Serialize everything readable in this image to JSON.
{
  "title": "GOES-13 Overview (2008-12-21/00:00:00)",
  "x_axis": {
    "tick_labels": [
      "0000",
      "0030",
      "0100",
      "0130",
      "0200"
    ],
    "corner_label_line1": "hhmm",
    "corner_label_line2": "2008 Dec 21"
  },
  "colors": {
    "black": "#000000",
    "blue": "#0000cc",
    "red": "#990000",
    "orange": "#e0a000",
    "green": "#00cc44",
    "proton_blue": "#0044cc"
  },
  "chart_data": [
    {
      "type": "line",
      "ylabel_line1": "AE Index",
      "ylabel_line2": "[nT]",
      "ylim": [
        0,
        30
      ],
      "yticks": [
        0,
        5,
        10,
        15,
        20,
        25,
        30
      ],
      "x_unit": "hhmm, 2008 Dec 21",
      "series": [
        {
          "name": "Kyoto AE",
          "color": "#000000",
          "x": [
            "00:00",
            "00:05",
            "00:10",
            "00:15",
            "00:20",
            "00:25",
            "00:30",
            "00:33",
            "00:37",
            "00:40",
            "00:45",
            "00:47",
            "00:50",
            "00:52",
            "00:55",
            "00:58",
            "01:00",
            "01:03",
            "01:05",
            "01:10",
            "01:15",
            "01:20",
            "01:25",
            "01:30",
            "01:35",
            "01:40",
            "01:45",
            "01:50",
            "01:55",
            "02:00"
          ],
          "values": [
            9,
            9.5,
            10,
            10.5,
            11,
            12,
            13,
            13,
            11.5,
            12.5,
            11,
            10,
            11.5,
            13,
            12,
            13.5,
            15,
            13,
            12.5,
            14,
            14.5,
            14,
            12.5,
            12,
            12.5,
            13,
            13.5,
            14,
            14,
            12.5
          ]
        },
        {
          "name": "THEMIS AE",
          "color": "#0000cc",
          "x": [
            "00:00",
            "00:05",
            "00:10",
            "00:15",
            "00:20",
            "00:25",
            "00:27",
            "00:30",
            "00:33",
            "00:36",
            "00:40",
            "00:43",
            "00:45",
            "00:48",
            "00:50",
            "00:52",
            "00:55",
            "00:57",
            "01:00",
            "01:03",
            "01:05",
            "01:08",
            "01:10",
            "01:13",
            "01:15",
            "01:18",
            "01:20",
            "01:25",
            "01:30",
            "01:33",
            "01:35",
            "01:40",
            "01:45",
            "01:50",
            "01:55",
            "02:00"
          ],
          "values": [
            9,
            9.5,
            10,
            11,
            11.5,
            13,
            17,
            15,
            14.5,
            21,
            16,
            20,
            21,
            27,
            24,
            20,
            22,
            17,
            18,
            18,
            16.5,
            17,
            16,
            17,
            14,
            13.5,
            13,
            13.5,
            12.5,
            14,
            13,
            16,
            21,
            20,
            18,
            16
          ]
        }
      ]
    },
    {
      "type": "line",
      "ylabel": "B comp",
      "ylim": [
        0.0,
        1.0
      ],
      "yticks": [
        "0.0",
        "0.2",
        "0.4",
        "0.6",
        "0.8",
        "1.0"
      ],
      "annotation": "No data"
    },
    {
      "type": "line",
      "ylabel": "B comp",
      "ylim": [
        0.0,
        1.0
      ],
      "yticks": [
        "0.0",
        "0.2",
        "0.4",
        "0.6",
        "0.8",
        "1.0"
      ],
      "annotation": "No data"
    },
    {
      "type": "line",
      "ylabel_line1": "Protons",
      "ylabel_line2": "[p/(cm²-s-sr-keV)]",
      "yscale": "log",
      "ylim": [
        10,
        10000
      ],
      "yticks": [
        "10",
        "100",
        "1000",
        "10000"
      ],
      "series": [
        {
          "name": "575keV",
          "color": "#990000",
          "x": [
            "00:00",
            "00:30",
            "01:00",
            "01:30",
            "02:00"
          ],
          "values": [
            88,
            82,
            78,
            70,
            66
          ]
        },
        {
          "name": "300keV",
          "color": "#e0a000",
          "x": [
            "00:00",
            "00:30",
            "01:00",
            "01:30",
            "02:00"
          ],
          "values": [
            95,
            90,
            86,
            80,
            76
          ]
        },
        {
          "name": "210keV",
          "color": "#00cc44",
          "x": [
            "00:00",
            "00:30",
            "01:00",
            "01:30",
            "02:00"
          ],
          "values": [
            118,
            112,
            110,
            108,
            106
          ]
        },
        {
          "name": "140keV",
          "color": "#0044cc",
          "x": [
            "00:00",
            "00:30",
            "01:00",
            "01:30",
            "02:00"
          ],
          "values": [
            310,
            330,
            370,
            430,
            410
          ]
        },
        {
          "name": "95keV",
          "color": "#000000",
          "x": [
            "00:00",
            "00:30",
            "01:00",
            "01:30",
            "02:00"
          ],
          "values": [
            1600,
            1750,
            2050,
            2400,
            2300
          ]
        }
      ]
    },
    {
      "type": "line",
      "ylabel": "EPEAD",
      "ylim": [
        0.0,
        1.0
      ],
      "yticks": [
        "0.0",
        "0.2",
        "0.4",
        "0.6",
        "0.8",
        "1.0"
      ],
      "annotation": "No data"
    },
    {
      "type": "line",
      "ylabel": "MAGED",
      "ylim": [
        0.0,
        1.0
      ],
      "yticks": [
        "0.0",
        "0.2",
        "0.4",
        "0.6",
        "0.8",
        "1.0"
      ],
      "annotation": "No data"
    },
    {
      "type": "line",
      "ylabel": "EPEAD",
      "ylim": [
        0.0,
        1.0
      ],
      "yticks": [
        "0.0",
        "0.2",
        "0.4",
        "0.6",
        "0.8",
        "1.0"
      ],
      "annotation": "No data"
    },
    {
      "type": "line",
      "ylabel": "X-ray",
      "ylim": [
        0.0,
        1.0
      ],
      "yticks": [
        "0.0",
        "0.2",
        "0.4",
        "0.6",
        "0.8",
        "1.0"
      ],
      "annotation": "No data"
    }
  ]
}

______________________________

*Task brief*
Restate all of the entries exactly, please.

*Answer to this problem*
Serialize everything readable in this image to JSON.
{
  "title": "GOES-13 Overview (2008-12-21/00:00:00)",
  "x_axis": {
    "tick_labels": [
      "0000",
      "0030",
      "0100",
      "0130",
      "0200"
    ],
    "corner_label_line1": "hhmm",
    "corner_label_line2": "2008 Dec 21"
  },
  "colors": {
    "black": "#000000",
    "blue": "#0000cc",
    "red": "#990000",
    "orange": "#e0a000",
    "green": "#00cc44",
    "proton_blue": "#0044cc"
  },
  "chart_data": [
    {
      "type": "line",
      "ylabel_line1": "AE Index",
      "ylabel_line2": "[nT]",
      "ylim": [
        0,
        30
      ],
      "yticks": [
        0,
        5,
        10,
        15,
        20,
        25,
        30
      ],
      "x_unit": "hhmm, 2008 Dec 21",
      "series": [
        {
          "name": "Kyoto AE",
          "color": "#000000",
          "x": [
            "00:00",
            "00:05",
            "00:10",
            "00:15",
            "00:20",
            "00:25",
            "00:30",
            "00:33",
            "00:37",
            "00:40",
            "00:45",
            "00:47",
            "00:50",
            "00:52",
            "00:55",
            "00:58",
            "01:00",
            "01:03",
            "01:05",
            "01:10",
            "01:15",
            "01:20",
            "01:25",
            "01:30",
            "01:35",
            "01:40",
            "01:45",
            "01:50",
            "01:55",
            "02:00"
          ],
          "values": [
            9,
            9.5,
            10,
            10.5,
            11,
            12,
            13,
            13,
            11.5,
            12.5,
            11,
            10,
            11.5,
            13,
            12,
            13.5,
            15,
            13,
            12.5,
            14,
            14.5,
            14,
            12.5,
            12,
            12.5,
            13,
            13.5,
            14,
            14,
            12.5
          ]
        },
        {
          "name": "THEMIS AE",
          "color": "#0000cc",
          "x": [
            "00:00",
            "00:05",
            "00:10",
            "00:15",
            "00:20",
            "00:25",
            "00:27",
            "00:30",
            "00:33",
            "00:36",
            "00:40",
            "00:43",
            "00:45",
            "00:48",
            "00:50",
            "00:52",
            "00:55",
            "00:57",
            "01:00",
            "01:03",
            "01:05",
            "01:08",
            "01:10",
            "01:13",
            "01:15",
            "01:18",
            "01:20",
            "01:25",
            "01:30",
            "01:33",
            "01:35",
            "01:40",
            "01:45",
            "01:50",
            "01:55",
            "02:00"
          ],
          "values": [
            9,
            9.5,
            10,
            11,
            11.5,
            13,
            17,
            15,
            14.5,
            21,
            16,
            20,
            21,
            27,
            24,
            20,
            22,
            17,
            18,
            18,
            16.5,
            17,
            16,
            17,
            14,
            13.5,
            13,
            13.5,
            12.5,
            14,
            13,
            16,
            21,
            20,
            18,
            16
          ]
        }
      ]
    },
    {
      "type": "line",
      "ylabel": "B comp",
      "ylim": [
        0.0,
        1.0
      ],
      "yticks": [
        "0.0",
        "0.2",
        "0.4",
        "0.6",
        "0.8",
        "1.0"
      ],
      "annotation": "No data"
    },
    {
      "type": "line",
      "ylabel": "B comp",
      "ylim": [
        0.0,
        1.0
      ],
      "yticks": [
        "0.0",
        "0.2",
        "0.4",
        "0.6",
        "0.8",
        "1.0"
      ],
      "annotation": "No data"
    },
    {
      "type": "line",
      "ylabel_line1": "Protons",
      "ylabel_line2": "[p/(cm²-s-sr-keV)]",
      "yscale": "log",
      "ylim": [
        10,
        10000
      ],
      "yticks": [
        "10",
        "100",
        "1000",
        "10000"
      ],
      "series": [
        {
          "name": "575keV",
          "color": "#990000",
          "x": [
            "00:00",
            "00:30",
            "01:00",
            "01:30",
            "02:00"
          ],
          "values": [
            88,
            82,
            78,
            70,
            66
          ]
        },
        {
          "name": "300keV",
          "color": "#e0a000",
          "x": [
            "00:00",
            "00:30",
            "01:00",
            "01:30",
            "02:00"
          ],
          "values": [
            95,
            90,
            86,
            80,
            76
          ]
        },
        {
          "name": "210keV",
          "color": "#00cc44",
          "x": [
            "00:00",
            "00:30",
            "01:00",
            "01:30",
            "02:00"
          ],
          "values": [
            118,
            112,
            110,
            108,
            106
          ]
        },
        {
          "name": "140keV",
          "color": "#0044cc",
          "x": [
            "00:00",
            "00:30",
            "01:00",
            "01:30",
            "02:00"
          ],
          "values": [
            310,
            330,
            370,
            430,
            410
          ]
        },
        {
          "name": "95keV",
          "color": "#000000",
          "x": [
            "00:00",
            "00:30",
            "01:00",
            "01:30",
            "02:00"
          ],
          "values": [
            1600,
            1750,
            2050,
            2400,
            2300
          ]
        }
      ]
    },
    {
      "type": "line",
      "ylabel": "EPEAD",
      "ylim": [
        0.0,
        1.0
      ],
      "yticks": [
        "0.0",
        "0.2",
        "0.4",
        "0.6",
        "0.8",
        "1.0"
      ],
      "annotation": "No data"
    },
    {
      "type": "line",
      "ylabel": "MAGED",
      "ylim": [
        0.0,
        1.0
      ],
      "yticks": [
        "0.0",
        "0.2",
        "0.4",
        "0.6",
        "0.8",
        "1.0"
      ],
      "annotation": "No data"
    },
    {
      "type": "line",
      "ylabel": "EPEAD",
      "ylim": [
        0.0,
        1.0
      ],
      "yticks": [
        "0.0",
        "0.2",
        "0.4",
        "0.6",
        "0.8",
        "1.0"
      ],
      "annotation": "No data"
    },
    {
      "type": "line",
      "ylabel": "X-ray",
      "ylim": [
        0.0,
        1.0
      ],
      "yticks": [
        "0.0",
        "0.2",
        "0.4",
        "0.6",
        "0.8",
        "1.0"
      ],
      "annotation": "No data"
    }
  ]
}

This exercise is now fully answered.